▶ **AIM**
Filter out everything except lines holding "Versions".

▶ **RECORDS TO USE**
────────────────
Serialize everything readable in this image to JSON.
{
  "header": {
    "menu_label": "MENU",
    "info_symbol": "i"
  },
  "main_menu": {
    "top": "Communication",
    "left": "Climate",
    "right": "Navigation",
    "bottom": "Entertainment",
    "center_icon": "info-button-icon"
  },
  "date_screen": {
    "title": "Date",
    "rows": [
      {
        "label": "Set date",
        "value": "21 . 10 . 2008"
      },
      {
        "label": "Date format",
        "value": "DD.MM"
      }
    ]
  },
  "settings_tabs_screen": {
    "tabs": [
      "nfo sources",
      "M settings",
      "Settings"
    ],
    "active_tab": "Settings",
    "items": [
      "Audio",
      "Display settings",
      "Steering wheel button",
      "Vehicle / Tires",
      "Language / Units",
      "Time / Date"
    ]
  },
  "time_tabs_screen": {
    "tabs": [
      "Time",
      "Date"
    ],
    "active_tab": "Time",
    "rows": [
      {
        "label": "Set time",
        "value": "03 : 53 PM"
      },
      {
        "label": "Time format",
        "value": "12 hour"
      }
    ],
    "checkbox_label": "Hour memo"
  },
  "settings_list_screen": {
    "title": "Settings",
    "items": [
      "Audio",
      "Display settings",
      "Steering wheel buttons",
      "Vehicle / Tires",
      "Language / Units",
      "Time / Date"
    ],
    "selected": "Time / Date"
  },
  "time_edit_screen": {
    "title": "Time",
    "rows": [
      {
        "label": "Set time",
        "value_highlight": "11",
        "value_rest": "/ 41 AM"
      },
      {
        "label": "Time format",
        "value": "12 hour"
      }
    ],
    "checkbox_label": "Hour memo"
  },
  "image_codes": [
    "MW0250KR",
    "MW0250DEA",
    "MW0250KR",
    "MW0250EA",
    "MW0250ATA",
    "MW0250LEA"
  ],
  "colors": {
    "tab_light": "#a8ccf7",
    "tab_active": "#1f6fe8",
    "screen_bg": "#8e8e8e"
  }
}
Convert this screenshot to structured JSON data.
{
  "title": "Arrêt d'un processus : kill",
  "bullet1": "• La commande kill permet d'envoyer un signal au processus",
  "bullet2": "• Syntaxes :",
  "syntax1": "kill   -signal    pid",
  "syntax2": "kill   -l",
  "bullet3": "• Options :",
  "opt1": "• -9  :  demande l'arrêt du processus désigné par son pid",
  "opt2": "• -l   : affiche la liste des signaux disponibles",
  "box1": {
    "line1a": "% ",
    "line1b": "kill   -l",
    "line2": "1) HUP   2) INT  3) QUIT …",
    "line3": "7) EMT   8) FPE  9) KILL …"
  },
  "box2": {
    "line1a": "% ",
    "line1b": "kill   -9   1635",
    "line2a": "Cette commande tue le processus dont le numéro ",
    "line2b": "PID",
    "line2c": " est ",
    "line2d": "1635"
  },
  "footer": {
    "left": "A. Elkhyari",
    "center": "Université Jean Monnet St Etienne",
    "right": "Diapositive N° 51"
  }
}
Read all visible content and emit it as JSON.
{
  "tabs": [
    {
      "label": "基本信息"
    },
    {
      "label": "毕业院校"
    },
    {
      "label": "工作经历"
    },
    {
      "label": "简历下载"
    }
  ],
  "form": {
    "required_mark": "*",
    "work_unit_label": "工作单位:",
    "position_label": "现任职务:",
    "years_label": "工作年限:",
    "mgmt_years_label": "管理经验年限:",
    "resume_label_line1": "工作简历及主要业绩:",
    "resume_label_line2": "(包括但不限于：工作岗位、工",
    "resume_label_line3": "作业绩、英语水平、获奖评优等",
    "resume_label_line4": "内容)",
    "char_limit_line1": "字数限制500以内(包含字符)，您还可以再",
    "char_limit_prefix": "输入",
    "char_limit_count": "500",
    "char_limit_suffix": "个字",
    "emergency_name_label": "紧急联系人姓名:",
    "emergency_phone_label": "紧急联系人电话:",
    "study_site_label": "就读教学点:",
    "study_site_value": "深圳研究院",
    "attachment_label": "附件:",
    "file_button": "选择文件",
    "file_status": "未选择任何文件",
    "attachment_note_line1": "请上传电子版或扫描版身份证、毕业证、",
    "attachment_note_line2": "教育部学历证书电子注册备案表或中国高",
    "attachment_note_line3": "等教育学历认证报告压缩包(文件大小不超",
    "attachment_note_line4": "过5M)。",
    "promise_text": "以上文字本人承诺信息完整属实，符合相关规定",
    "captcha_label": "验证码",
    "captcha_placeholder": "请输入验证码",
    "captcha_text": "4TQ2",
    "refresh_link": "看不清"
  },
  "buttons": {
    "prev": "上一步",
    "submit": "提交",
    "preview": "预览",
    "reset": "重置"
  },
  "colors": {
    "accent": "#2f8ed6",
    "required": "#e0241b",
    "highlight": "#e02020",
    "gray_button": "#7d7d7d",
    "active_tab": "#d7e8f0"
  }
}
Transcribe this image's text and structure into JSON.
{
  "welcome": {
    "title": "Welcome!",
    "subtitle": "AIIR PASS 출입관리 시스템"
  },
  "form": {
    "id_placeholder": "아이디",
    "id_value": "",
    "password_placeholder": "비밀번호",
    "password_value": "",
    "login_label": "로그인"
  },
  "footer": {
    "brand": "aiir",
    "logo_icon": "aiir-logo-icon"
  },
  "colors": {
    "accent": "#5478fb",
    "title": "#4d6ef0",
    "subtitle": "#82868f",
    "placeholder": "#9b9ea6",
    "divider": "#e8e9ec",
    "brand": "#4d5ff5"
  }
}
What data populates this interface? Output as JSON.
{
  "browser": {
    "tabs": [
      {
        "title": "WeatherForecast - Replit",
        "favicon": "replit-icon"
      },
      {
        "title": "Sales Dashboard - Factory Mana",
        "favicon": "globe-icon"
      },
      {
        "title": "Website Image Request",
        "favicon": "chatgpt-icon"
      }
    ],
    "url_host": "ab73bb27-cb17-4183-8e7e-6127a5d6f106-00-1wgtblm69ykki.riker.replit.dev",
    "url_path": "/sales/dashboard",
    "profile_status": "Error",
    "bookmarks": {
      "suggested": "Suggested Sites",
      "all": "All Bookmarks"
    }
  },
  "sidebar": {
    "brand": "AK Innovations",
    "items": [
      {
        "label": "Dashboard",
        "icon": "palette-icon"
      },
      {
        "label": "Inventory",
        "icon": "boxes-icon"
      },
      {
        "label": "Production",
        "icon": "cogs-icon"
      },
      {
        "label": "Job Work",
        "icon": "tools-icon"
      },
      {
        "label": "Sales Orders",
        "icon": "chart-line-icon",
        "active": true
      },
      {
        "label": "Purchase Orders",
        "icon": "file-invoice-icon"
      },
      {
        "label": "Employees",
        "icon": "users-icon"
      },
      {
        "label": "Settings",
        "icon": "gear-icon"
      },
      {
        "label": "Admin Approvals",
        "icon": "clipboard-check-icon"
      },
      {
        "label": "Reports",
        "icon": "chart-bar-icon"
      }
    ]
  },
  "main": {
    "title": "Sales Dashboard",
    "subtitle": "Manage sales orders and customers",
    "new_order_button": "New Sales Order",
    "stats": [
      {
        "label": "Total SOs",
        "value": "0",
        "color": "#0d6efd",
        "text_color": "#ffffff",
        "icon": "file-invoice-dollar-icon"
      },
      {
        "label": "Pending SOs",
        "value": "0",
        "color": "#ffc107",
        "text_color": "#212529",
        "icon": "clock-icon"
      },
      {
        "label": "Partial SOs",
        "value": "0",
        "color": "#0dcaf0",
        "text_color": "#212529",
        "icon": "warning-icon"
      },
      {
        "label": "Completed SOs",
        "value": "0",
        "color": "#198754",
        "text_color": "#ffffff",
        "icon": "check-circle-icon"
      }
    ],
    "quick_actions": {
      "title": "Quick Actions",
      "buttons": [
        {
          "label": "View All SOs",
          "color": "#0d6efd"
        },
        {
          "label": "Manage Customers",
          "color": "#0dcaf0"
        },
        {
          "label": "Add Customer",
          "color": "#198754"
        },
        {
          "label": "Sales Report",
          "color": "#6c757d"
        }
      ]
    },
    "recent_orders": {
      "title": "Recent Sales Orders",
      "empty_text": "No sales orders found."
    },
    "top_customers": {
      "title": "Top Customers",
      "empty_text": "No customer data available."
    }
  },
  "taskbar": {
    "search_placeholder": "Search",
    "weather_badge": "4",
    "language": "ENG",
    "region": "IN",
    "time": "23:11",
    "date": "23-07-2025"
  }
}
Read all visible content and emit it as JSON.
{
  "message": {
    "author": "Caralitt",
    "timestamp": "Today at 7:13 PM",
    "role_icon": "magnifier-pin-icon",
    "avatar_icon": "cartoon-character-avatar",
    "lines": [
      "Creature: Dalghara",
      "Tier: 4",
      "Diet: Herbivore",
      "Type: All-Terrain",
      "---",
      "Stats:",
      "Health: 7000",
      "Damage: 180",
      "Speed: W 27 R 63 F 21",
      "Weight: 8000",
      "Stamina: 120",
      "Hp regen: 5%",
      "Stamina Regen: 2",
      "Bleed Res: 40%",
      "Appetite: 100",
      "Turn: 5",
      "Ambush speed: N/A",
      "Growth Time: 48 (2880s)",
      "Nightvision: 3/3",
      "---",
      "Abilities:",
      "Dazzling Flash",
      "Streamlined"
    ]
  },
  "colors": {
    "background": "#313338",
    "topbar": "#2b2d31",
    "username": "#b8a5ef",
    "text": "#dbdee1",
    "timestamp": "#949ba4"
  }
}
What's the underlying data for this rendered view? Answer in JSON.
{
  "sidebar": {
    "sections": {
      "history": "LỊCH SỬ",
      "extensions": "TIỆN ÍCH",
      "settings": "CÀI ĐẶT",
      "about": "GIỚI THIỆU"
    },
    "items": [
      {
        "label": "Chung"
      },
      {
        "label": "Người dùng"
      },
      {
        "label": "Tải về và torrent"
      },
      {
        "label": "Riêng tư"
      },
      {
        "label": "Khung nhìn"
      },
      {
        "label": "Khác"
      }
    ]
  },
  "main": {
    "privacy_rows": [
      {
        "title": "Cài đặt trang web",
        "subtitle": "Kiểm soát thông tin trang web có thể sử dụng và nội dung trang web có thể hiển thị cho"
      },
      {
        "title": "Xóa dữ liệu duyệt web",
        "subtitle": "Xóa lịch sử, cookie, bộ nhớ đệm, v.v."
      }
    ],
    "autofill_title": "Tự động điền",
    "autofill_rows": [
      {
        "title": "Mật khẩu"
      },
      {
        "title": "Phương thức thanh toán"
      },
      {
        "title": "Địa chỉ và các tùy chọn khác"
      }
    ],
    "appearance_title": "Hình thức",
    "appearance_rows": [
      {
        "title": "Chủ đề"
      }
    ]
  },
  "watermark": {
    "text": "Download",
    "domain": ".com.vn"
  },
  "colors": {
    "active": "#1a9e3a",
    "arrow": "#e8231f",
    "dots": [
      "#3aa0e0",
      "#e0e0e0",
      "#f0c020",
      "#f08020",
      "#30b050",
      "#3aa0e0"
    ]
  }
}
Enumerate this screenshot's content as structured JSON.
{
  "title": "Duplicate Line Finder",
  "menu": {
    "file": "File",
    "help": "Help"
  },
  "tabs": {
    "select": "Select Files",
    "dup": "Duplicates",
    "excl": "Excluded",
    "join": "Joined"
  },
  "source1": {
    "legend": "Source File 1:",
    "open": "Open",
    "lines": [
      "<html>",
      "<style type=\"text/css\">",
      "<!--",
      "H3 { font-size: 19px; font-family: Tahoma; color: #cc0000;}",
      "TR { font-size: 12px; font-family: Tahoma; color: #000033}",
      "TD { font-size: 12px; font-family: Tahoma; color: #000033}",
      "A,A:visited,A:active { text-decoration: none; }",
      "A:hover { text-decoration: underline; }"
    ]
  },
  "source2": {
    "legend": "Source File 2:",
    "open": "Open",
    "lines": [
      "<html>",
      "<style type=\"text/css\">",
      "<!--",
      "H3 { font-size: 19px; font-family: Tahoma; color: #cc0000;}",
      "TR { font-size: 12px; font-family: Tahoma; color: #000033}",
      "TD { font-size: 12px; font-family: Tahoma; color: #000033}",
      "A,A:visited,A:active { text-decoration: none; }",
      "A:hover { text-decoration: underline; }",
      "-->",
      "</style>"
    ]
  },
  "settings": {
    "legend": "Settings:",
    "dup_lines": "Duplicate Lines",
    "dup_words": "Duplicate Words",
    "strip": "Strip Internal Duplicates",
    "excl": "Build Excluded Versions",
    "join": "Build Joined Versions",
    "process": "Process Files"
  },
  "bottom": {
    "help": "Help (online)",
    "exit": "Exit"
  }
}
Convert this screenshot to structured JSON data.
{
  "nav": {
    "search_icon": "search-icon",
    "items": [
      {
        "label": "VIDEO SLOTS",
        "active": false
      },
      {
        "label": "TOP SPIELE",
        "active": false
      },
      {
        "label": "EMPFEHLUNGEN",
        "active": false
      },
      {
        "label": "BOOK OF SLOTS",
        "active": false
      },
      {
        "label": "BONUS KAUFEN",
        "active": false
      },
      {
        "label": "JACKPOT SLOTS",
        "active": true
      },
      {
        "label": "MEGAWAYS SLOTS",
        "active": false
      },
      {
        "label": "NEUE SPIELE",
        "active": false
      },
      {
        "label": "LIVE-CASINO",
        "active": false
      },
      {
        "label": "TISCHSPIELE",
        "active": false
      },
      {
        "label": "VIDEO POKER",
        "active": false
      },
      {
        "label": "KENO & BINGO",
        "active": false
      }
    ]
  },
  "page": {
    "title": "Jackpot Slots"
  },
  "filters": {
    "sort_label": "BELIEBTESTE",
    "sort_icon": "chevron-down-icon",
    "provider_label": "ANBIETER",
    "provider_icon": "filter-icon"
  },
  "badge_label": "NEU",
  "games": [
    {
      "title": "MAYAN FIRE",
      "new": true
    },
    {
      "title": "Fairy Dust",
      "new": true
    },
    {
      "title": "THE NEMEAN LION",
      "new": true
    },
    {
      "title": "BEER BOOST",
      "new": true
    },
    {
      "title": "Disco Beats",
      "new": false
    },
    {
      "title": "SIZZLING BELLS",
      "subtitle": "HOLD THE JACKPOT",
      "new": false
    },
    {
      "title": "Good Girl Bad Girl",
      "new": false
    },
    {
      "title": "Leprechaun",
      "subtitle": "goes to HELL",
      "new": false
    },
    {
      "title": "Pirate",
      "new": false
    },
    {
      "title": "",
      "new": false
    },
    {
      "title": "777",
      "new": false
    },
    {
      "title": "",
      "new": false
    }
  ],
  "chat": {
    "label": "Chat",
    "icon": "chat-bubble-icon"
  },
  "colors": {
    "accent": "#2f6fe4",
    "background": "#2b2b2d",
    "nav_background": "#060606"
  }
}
────────────────
▶ **ANSWER FOR THIS EXERCISE**
    "excl": "Build Excluded Versions",
    "join": "Build Joined Versions",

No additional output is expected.